_What you are asked to do_
Return all lines from the listing below in which the string "JSON" occurs.

-- Start of Extracted material --

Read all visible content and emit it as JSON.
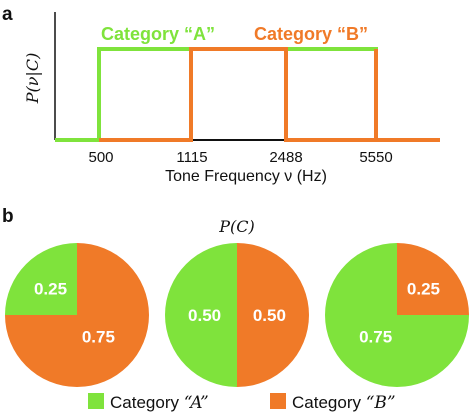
{
  "panels": {
    "a": "a",
    "b": "b"
  },
  "colors": {
    "category_a": "#7fe33c",
    "category_b": "#f07a28",
    "axis": "#111111"
  },
  "chart_data": [
    {
      "type": "line",
      "panel": "a",
      "ylabel": "P(ν|C)",
      "xlabel": "Tone Frequency ν (Hz)",
      "x_ticks": [
        "500",
        "1115",
        "2488",
        "5550"
      ],
      "y_range": [
        0,
        1
      ],
      "grid": false,
      "series": [
        {
          "name": "Category “A”",
          "color_key": "category_a",
          "high_intervals": [
            [
              "500",
              "1115"
            ],
            [
              "2488",
              "5550"
            ]
          ]
        },
        {
          "name": "Category “B”",
          "color_key": "category_b",
          "high_intervals": [
            [
              "1115",
              "2488"
            ],
            [
              "5550",
              "end"
            ]
          ]
        }
      ]
    },
    {
      "type": "pie",
      "panel": "b",
      "title": "P(C)",
      "pies": [
        {
          "labels": [
            "Category “A”",
            "Category “B”"
          ],
          "values": [
            0.25,
            0.75
          ],
          "value_labels": [
            "0.25",
            "0.75"
          ]
        },
        {
          "labels": [
            "Category “A”",
            "Category “B”"
          ],
          "values": [
            0.5,
            0.5
          ],
          "value_labels": [
            "0.50",
            "0.50"
          ]
        },
        {
          "labels": [
            "Category “A”",
            "Category “B”"
          ],
          "values": [
            0.75,
            0.25
          ],
          "value_labels": [
            "0.75",
            "0.25"
          ]
        }
      ],
      "legend": {
        "placement": "bottom",
        "entries": [
          {
            "label_prefix": "Category ",
            "label_italic": "“A”",
            "color_key": "category_a"
          },
          {
            "label_prefix": "Category ",
            "label_italic": "“B”",
            "color_key": "category_b"
          }
        ]
      }
    }
  ]
}
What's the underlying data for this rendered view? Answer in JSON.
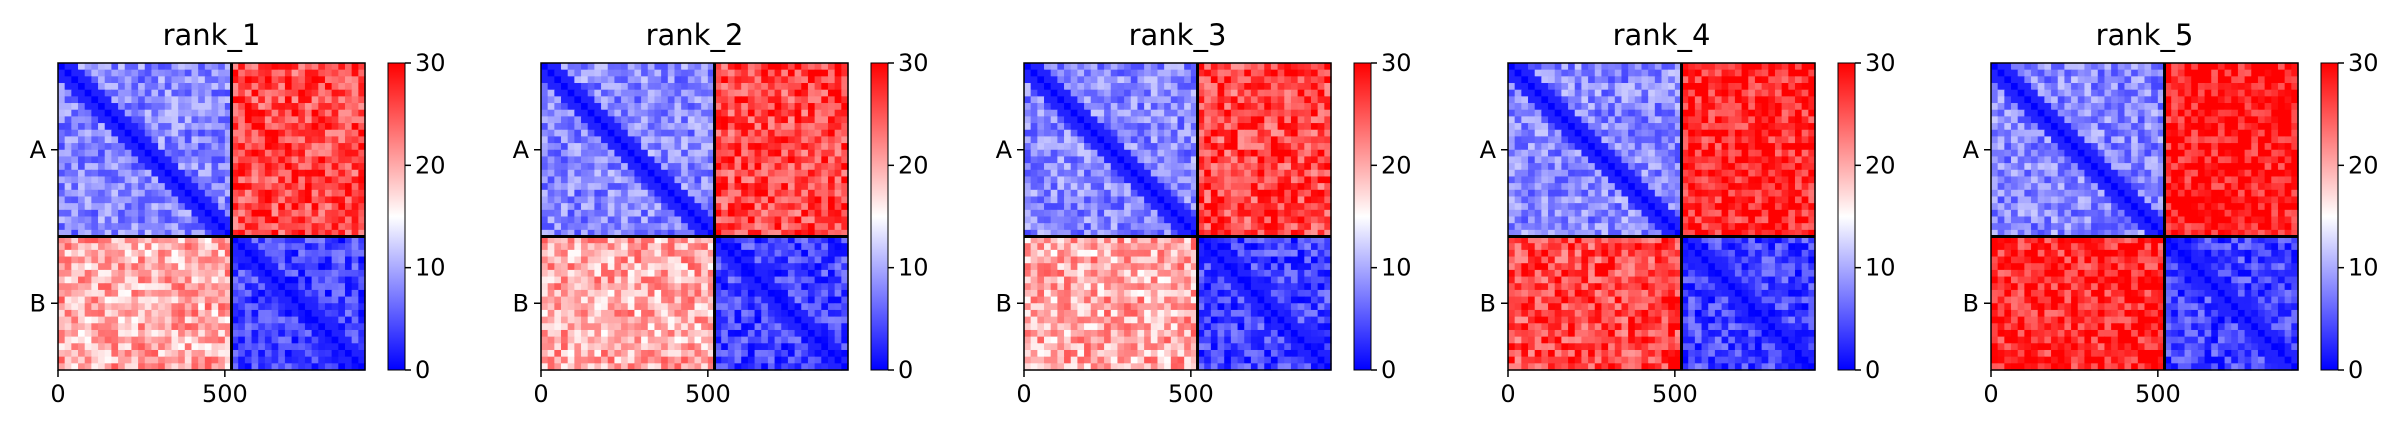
{
  "figure": {
    "panels": [
      "rank_1",
      "rank_2",
      "rank_3",
      "rank_4",
      "rank_5"
    ]
  },
  "chart_data": [
    {
      "type": "heatmap",
      "title": "rank_1",
      "xticks": [
        0,
        500
      ],
      "yticks": [
        "A",
        "B"
      ],
      "chain_lengths": {
        "A": 520,
        "B": 400
      },
      "colormap": "bwr",
      "colorbar": {
        "ticks": [
          0,
          10,
          20,
          30
        ],
        "range": [
          0,
          30
        ]
      },
      "block_means": {
        "AA": 8,
        "AB": 26,
        "BA": 20,
        "BB": 4
      }
    },
    {
      "type": "heatmap",
      "title": "rank_2",
      "xticks": [
        0,
        500
      ],
      "yticks": [
        "A",
        "B"
      ],
      "chain_lengths": {
        "A": 520,
        "B": 400
      },
      "colormap": "bwr",
      "colorbar": {
        "ticks": [
          0,
          10,
          20,
          30
        ],
        "range": [
          0,
          30
        ]
      },
      "block_means": {
        "AA": 8,
        "AB": 26,
        "BA": 20,
        "BB": 4
      }
    },
    {
      "type": "heatmap",
      "title": "rank_3",
      "xticks": [
        0,
        500
      ],
      "yticks": [
        "A",
        "B"
      ],
      "chain_lengths": {
        "A": 520,
        "B": 400
      },
      "colormap": "bwr",
      "colorbar": {
        "ticks": [
          0,
          10,
          20,
          30
        ],
        "range": [
          0,
          30
        ]
      },
      "block_means": {
        "AA": 8,
        "AB": 26,
        "BA": 20,
        "BB": 4
      }
    },
    {
      "type": "heatmap",
      "title": "rank_4",
      "xticks": [
        0,
        500
      ],
      "yticks": [
        "A",
        "B"
      ],
      "chain_lengths": {
        "A": 520,
        "B": 400
      },
      "colormap": "bwr",
      "colorbar": {
        "ticks": [
          0,
          10,
          20,
          30
        ],
        "range": [
          0,
          30
        ]
      },
      "block_means": {
        "AA": 8,
        "AB": 28,
        "BA": 26,
        "BB": 4
      }
    },
    {
      "type": "heatmap",
      "title": "rank_5",
      "xticks": [
        0,
        500
      ],
      "yticks": [
        "A",
        "B"
      ],
      "chain_lengths": {
        "A": 520,
        "B": 400
      },
      "colormap": "bwr",
      "colorbar": {
        "ticks": [
          0,
          10,
          20,
          30
        ],
        "range": [
          0,
          30
        ]
      },
      "block_means": {
        "AA": 8,
        "AB": 29,
        "BA": 28,
        "BB": 4
      }
    }
  ]
}
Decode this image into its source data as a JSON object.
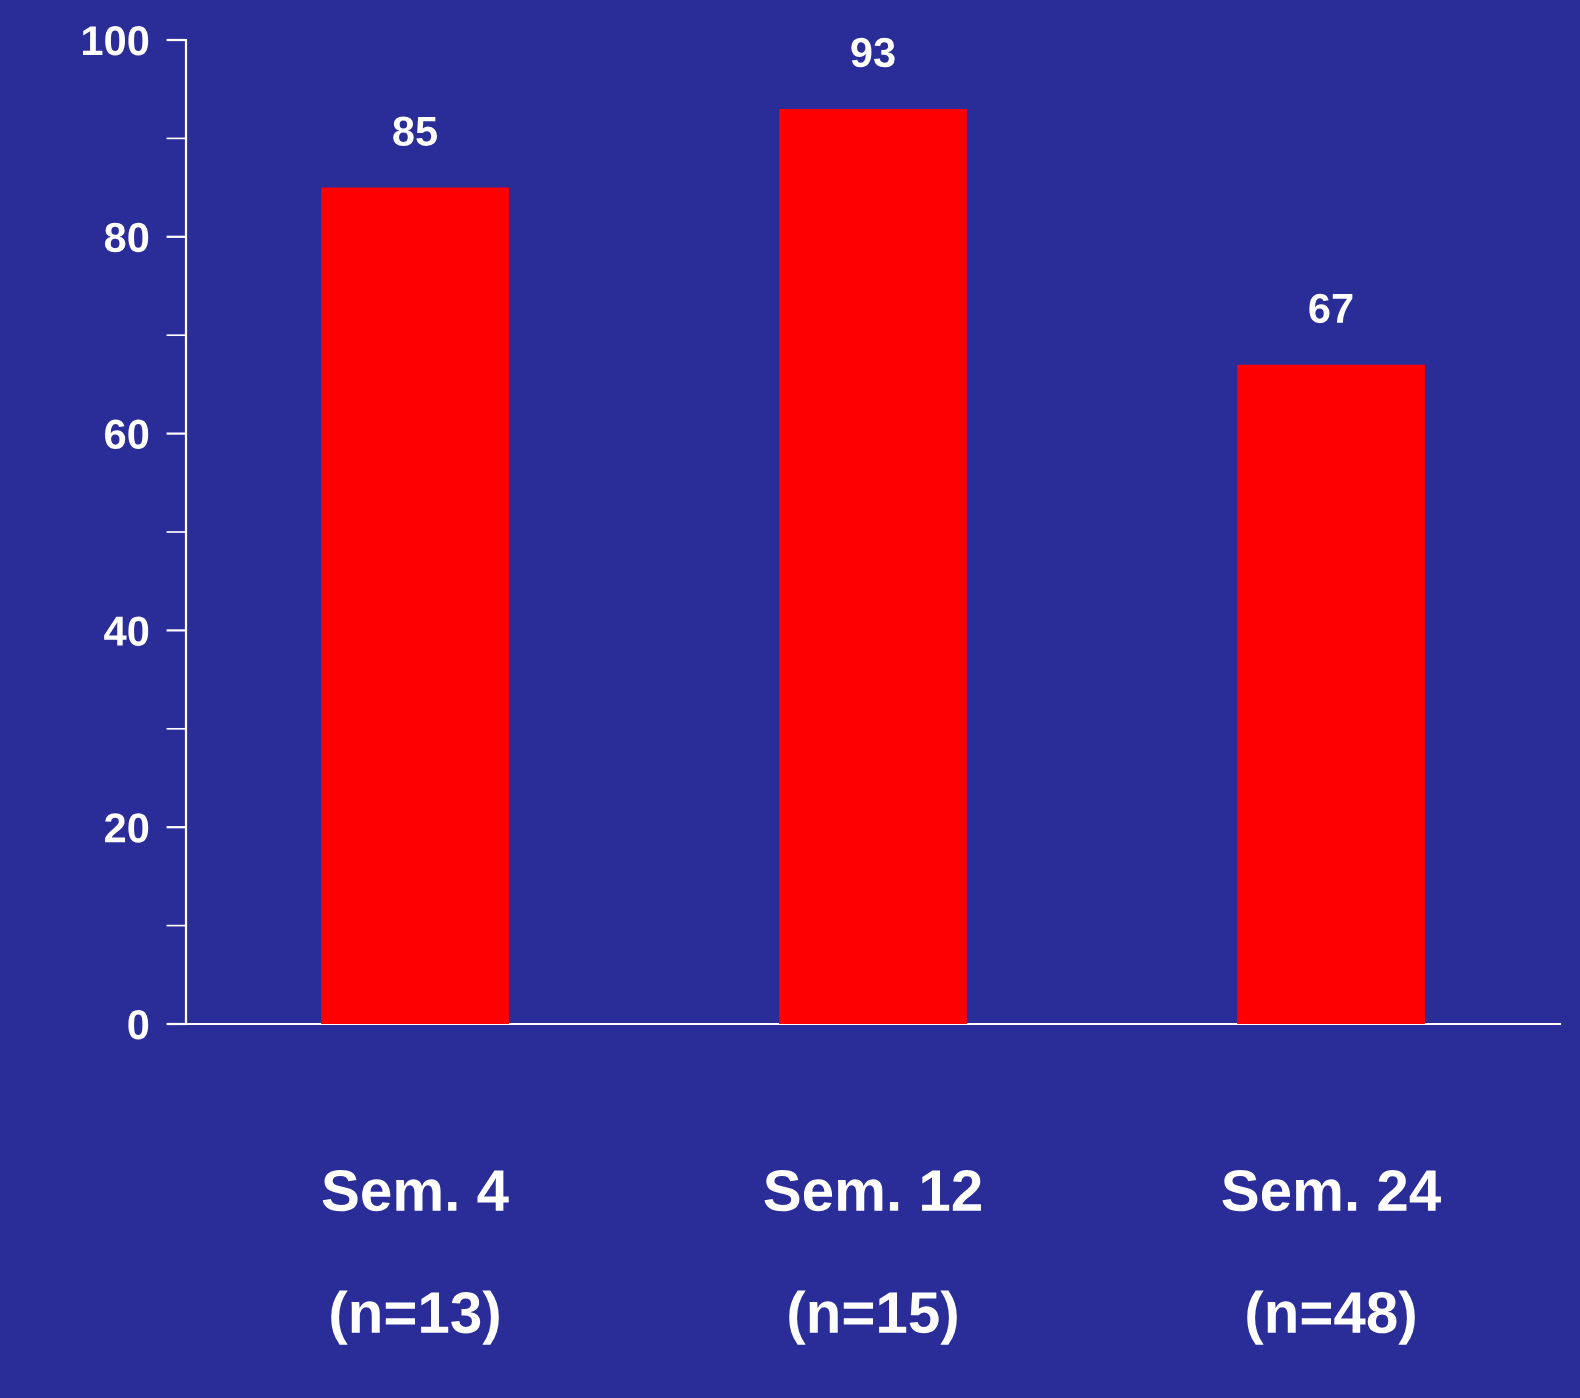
{
  "chart_data": {
    "type": "bar",
    "categories": [
      "Sem. 4\n(n=13)",
      "Sem. 12\n(n=15)",
      "Sem. 24\n(n=48)"
    ],
    "values": [
      85,
      93,
      67
    ],
    "color": "#ff0000",
    "ylim": [
      0,
      100
    ],
    "yticks": [
      0,
      {
        "value": 10,
        "label": null
      },
      20,
      {
        "value": 30,
        "label": null
      },
      40,
      {
        "value": 50,
        "label": null
      },
      60,
      {
        "value": 70,
        "label": null
      },
      80,
      {
        "value": 90,
        "label": null
      },
      100
    ],
    "data_labels": true,
    "grid": false,
    "legend": false
  }
}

-- End of Extracted material --

_Solution to the exercise_
Read all visible content and emit it as JSON.
What's the underlying data for this rendered view? Answer in JSON.
Decode this image into its source data as a JSON object.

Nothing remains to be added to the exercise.